> **ITEMS**:
--------------------------------------------------

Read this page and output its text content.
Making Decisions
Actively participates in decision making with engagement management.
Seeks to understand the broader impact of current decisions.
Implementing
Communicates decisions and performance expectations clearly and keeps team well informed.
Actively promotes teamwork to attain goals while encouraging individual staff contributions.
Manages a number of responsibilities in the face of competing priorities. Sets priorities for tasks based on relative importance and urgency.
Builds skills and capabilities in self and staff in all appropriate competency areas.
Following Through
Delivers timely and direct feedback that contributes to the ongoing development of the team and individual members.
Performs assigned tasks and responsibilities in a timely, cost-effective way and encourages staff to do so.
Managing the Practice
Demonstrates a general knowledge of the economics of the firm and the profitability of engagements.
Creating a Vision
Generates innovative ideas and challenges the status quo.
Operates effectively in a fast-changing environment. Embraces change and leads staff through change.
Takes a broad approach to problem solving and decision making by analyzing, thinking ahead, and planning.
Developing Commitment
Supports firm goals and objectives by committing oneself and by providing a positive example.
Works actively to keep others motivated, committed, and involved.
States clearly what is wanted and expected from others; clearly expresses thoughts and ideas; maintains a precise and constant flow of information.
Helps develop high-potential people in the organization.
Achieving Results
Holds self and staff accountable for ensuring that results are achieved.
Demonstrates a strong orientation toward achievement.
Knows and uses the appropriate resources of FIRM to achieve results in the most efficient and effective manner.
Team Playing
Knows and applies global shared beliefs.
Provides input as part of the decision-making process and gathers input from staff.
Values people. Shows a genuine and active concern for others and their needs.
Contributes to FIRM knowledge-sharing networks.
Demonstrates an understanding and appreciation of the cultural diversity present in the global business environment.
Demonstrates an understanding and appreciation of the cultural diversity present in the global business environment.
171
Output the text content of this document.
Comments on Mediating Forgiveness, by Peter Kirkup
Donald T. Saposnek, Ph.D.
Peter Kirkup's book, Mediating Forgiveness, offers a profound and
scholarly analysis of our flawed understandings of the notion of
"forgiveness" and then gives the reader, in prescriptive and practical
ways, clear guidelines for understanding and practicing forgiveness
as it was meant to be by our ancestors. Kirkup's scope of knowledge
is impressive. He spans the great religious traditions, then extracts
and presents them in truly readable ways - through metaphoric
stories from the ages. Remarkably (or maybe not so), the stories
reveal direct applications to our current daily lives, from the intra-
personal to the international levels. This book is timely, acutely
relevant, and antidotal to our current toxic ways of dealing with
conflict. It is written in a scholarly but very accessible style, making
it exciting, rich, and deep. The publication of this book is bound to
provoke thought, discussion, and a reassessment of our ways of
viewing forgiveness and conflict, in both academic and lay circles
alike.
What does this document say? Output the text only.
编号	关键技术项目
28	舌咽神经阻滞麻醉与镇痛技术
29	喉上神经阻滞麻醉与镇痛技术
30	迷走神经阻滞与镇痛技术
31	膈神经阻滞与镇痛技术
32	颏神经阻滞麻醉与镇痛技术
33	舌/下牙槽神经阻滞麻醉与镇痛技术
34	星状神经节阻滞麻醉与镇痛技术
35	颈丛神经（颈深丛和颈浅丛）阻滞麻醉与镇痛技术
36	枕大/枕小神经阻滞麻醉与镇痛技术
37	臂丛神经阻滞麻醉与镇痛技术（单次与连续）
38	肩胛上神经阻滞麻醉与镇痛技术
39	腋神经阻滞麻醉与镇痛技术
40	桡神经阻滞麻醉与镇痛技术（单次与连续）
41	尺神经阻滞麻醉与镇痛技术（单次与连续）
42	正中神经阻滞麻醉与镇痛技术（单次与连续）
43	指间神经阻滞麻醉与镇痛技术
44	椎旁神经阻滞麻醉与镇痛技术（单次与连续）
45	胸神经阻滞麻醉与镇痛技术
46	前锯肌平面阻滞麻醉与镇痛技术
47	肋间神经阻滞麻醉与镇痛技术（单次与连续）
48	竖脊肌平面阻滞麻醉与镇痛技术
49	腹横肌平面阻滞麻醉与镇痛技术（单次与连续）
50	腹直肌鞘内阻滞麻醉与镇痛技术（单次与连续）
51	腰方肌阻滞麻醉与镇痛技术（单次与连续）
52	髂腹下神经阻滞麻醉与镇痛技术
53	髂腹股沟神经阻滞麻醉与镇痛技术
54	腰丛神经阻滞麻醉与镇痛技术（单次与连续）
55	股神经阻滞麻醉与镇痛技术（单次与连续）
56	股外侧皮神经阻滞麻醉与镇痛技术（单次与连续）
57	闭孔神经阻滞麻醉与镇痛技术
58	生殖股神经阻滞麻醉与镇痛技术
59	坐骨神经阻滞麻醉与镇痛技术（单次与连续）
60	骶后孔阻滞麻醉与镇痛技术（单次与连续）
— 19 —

--------------------------------------------------

Copy out each record, keeping every word as it is.

Read this page and output its text content.
Making Decisions
Actively participates in decision making with engagement management.
Seeks to understand the broader impact of current decisions.
Implementing
Communicates decisions and performance expectations clearly and keeps team well informed.
Actively promotes teamwork to attain goals while encouraging individual staff contributions.
Manages a number of responsibilities in the face of competing priorities. Sets priorities for tasks based on relative importance and urgency.
Builds skills and capabilities in self and staff in all appropriate competency areas.
Following Through
Delivers timely and direct feedback that contributes to the ongoing development of the team and individual members.
Performs assigned tasks and responsibilities in a timely, cost-effective way and encourages staff to do so.
Managing the Practice
Demonstrates a general knowledge of the economics of the firm and the profitability of engagements.
Creating a Vision
Generates innovative ideas and challenges the status quo.
Operates effectively in a fast-changing environment. Embraces change and leads staff through change.
Takes a broad approach to problem solving and decision making by analyzing, thinking ahead, and planning.
Developing Commitment
Supports firm goals and objectives by committing oneself and by providing a positive example.
Works actively to keep others motivated, committed, and involved.
States clearly what is wanted and expected from others; clearly expresses thoughts and ideas; maintains a precise and constant flow of information.
Helps develop high-potential people in the organization.
Achieving Results
Holds self and staff accountable for ensuring that results are achieved.
Demonstrates a strong orientation toward achievement.
Knows and uses the appropriate resources of FIRM to achieve results in the most efficient and effective manner.
Team Playing
Knows and applies global shared beliefs.
Provides input as part of the decision-making process and gathers input from staff.
Values people. Shows a genuine and active concern for others and their needs.
Contributes to FIRM knowledge-sharing networks.
Demonstrates an understanding and appreciation of the cultural diversity present in the global business environment.
Demonstrates an understanding and appreciation of the cultural diversity present in the global business environment.
171
Output the text content of this document.
Comments on Mediating Forgiveness, by Peter Kirkup
Donald T. Saposnek, Ph.D.
Peter Kirkup's book, Mediating Forgiveness, offers a profound and
scholarly analysis of our flawed understandings of the notion of
"forgiveness" and then gives the reader, in prescriptive and practical
ways, clear guidelines for understanding and practicing forgiveness
as it was meant to be by our ancestors. Kirkup's scope of knowledge
is impressive. He spans the great religious traditions, then extracts
and presents them in truly readable ways - through metaphoric
stories from the ages. Remarkably (or maybe not so), the stories
reveal direct applications to our current daily lives, from the intra-
personal to the international levels. This book is timely, acutely
relevant, and antidotal to our current toxic ways of dealing with
conflict. It is written in a scholarly but very accessible style, making
it exciting, rich, and deep. The publication of this book is bound to
provoke thought, discussion, and a reassessment of our ways of
viewing forgiveness and conflict, in both academic and lay circles
alike.
What does this document say? Output the text only.
编号	关键技术项目
28	舌咽神经阻滞麻醉与镇痛技术
29	喉上神经阻滞麻醉与镇痛技术
30	迷走神经阻滞与镇痛技术
31	膈神经阻滞与镇痛技术
32	颏神经阻滞麻醉与镇痛技术
33	舌/下牙槽神经阻滞麻醉与镇痛技术
34	星状神经节阻滞麻醉与镇痛技术
35	颈丛神经（颈深丛和颈浅丛）阻滞麻醉与镇痛技术
36	枕大/枕小神经阻滞麻醉与镇痛技术
37	臂丛神经阻滞麻醉与镇痛技术（单次与连续）
38	肩胛上神经阻滞麻醉与镇痛技术
39	腋神经阻滞麻醉与镇痛技术
40	桡神经阻滞麻醉与镇痛技术（单次与连续）
41	尺神经阻滞麻醉与镇痛技术（单次与连续）
42	正中神经阻滞麻醉与镇痛技术（单次与连续）
43	指间神经阻滞麻醉与镇痛技术
44	椎旁神经阻滞麻醉与镇痛技术（单次与连续）
45	胸神经阻滞麻醉与镇痛技术
46	前锯肌平面阻滞麻醉与镇痛技术
47	肋间神经阻滞麻醉与镇痛技术（单次与连续）
48	竖脊肌平面阻滞麻醉与镇痛技术
49	腹横肌平面阻滞麻醉与镇痛技术（单次与连续）
50	腹直肌鞘内阻滞麻醉与镇痛技术（单次与连续）
51	腰方肌阻滞麻醉与镇痛技术（单次与连续）
52	髂腹下神经阻滞麻醉与镇痛技术
53	髂腹股沟神经阻滞麻醉与镇痛技术
54	腰丛神经阻滞麻醉与镇痛技术（单次与连续）
55	股神经阻滞麻醉与镇痛技术（单次与连续）
56	股外侧皮神经阻滞麻醉与镇痛技术（单次与连续）
57	闭孔神经阻滞麻醉与镇痛技术
58	生殖股神经阻滞麻醉与镇痛技术
59	坐骨神经阻滞麻醉与镇痛技术（单次与连续）
60	骶后孔阻滞麻醉与镇痛技术（单次与连续）
— 19 —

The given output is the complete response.